* _Records_:
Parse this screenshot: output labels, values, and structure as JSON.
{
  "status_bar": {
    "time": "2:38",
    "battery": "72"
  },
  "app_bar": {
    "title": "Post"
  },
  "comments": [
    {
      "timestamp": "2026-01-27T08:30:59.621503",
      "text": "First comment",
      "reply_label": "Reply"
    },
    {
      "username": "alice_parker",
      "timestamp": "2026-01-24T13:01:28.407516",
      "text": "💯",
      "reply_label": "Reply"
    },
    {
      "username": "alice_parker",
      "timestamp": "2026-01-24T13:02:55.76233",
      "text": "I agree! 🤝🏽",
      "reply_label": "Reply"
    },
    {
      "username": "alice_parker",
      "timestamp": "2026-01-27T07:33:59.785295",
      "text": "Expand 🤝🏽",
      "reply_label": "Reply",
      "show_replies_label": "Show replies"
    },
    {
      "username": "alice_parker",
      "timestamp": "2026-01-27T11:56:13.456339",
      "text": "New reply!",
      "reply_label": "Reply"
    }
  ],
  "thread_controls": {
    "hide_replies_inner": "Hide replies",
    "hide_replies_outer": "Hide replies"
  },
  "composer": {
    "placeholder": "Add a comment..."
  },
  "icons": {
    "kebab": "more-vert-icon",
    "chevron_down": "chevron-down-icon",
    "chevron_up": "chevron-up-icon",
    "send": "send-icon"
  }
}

==

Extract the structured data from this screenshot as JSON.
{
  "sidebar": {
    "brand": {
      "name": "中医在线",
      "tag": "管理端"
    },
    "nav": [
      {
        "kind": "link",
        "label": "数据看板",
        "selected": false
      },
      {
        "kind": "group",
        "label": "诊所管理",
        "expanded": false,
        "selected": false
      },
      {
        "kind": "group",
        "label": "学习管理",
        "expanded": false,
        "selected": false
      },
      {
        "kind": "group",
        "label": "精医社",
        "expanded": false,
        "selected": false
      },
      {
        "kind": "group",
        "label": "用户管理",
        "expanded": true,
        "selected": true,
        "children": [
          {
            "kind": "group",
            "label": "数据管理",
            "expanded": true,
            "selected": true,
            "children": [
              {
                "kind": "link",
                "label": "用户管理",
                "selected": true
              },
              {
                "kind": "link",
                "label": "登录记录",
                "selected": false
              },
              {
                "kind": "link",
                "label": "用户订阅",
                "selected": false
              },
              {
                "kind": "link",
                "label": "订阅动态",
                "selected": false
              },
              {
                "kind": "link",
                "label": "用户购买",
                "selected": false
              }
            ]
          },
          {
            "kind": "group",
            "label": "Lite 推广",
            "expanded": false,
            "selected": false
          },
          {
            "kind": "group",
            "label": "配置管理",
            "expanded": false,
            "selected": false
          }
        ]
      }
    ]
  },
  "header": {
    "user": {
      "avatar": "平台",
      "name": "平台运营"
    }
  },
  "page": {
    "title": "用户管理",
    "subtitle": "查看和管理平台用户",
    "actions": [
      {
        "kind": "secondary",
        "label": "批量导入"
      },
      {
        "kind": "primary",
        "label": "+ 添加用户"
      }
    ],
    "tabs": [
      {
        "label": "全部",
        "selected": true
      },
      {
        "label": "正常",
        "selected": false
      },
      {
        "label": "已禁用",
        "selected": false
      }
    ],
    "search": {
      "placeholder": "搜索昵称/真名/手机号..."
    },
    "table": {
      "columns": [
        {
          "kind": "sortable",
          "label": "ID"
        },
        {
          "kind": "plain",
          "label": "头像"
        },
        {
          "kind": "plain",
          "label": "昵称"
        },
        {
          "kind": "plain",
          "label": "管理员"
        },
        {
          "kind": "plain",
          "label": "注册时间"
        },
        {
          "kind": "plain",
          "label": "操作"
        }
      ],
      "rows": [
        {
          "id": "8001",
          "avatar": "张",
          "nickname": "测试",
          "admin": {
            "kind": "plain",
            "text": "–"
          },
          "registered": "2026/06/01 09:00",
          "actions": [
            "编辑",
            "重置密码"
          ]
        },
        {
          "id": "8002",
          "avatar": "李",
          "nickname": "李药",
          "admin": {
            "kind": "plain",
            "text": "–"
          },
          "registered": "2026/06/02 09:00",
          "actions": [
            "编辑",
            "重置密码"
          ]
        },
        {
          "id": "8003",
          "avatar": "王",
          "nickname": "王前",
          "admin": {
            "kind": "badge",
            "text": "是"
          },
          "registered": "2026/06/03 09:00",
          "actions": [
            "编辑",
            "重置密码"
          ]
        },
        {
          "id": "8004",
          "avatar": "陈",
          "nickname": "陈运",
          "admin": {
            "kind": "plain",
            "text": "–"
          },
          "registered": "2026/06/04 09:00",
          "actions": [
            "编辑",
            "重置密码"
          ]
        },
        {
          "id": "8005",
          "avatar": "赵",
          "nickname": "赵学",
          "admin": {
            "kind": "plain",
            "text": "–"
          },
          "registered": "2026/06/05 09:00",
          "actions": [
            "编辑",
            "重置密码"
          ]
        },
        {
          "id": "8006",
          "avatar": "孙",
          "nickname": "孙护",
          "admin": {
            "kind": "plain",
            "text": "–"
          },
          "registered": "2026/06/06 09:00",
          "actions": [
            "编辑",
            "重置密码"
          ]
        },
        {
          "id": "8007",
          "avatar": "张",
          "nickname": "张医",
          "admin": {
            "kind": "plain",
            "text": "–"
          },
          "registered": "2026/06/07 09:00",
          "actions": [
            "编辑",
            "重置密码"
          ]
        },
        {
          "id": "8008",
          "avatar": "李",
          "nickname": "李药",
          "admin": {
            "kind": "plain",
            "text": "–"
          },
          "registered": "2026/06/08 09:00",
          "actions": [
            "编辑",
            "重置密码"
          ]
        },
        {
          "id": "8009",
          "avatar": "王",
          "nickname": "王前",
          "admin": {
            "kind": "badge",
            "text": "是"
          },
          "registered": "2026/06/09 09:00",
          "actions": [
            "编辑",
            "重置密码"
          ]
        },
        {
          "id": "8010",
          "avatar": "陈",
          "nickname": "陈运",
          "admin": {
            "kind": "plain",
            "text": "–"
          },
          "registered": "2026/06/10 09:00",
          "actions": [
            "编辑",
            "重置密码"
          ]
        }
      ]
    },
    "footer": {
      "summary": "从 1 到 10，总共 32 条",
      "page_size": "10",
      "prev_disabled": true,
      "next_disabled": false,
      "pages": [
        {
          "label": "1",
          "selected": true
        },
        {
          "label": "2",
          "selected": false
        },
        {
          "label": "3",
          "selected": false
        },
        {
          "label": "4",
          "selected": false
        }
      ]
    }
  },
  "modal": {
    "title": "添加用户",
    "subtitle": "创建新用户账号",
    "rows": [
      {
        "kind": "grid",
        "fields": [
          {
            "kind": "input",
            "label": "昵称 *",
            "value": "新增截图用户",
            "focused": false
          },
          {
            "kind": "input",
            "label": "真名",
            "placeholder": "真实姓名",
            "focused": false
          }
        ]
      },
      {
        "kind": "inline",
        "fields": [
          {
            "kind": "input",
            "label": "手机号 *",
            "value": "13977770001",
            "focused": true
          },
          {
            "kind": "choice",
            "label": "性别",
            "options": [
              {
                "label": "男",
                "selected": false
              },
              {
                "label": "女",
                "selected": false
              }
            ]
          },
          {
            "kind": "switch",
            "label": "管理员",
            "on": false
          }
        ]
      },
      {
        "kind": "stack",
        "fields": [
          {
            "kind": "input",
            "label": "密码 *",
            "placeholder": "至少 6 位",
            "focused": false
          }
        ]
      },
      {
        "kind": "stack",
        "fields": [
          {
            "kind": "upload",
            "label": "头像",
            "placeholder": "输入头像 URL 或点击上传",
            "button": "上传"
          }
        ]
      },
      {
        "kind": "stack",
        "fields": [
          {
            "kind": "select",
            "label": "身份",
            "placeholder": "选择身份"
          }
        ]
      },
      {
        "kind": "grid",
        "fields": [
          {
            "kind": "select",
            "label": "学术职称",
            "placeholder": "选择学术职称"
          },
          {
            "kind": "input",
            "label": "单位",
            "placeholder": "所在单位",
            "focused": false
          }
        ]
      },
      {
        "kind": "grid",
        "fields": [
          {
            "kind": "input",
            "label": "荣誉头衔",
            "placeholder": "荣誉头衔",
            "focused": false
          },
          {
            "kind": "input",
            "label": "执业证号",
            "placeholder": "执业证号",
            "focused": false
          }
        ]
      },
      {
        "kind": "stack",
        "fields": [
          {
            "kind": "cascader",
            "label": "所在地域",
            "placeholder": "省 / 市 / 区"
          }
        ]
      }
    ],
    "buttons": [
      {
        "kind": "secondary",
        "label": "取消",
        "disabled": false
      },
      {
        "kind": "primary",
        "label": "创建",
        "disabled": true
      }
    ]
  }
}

* _What you will do_: Show the lines where the word "JSON" appears in the entries.

* _Problem solution_:
Parse this screenshot: output labels, values, and structure as JSON.
Extract the structured data from this screenshot as JSON.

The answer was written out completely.